→ **Supplied records**:
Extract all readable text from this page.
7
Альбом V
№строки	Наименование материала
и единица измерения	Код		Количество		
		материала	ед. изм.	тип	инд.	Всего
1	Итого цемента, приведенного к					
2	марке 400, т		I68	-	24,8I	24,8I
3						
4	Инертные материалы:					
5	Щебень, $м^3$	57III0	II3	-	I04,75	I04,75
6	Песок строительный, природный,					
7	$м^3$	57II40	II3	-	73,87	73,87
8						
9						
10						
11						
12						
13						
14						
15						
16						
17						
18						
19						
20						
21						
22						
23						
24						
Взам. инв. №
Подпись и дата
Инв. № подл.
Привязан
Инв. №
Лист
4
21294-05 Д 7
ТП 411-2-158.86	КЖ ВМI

→ **What this task involves**: Each line of the listing should be echoed back exactly.

→ **Result of this exercise**:
Extract all readable text from this page.
7
Альбом V
№строки	Наименование материала
и единица измерения	Код		Количество		
		материала	ед. изм.	тип	инд.	Всего
1	Итого цемента, приведенного к					
2	марке 400, т		I68	-	24,8I	24,8I
3						
4	Инертные материалы:					
5	Щебень, $м^3$	57III0	II3	-	I04,75	I04,75
6	Песок строительный, природный,					
7	$м^3$	57II40	II3	-	73,87	73,87
8						
9						
10						
11						
12						
13						
14						
15						
16						
17						
18						
19						
20						
21						
22						
23						
24						
Взам. инв. №
Подпись и дата
Инв. № подл.
Привязан
Инв. №
Лист
4
21294-05 Д 7
ТП 411-2-158.86	КЖ ВМI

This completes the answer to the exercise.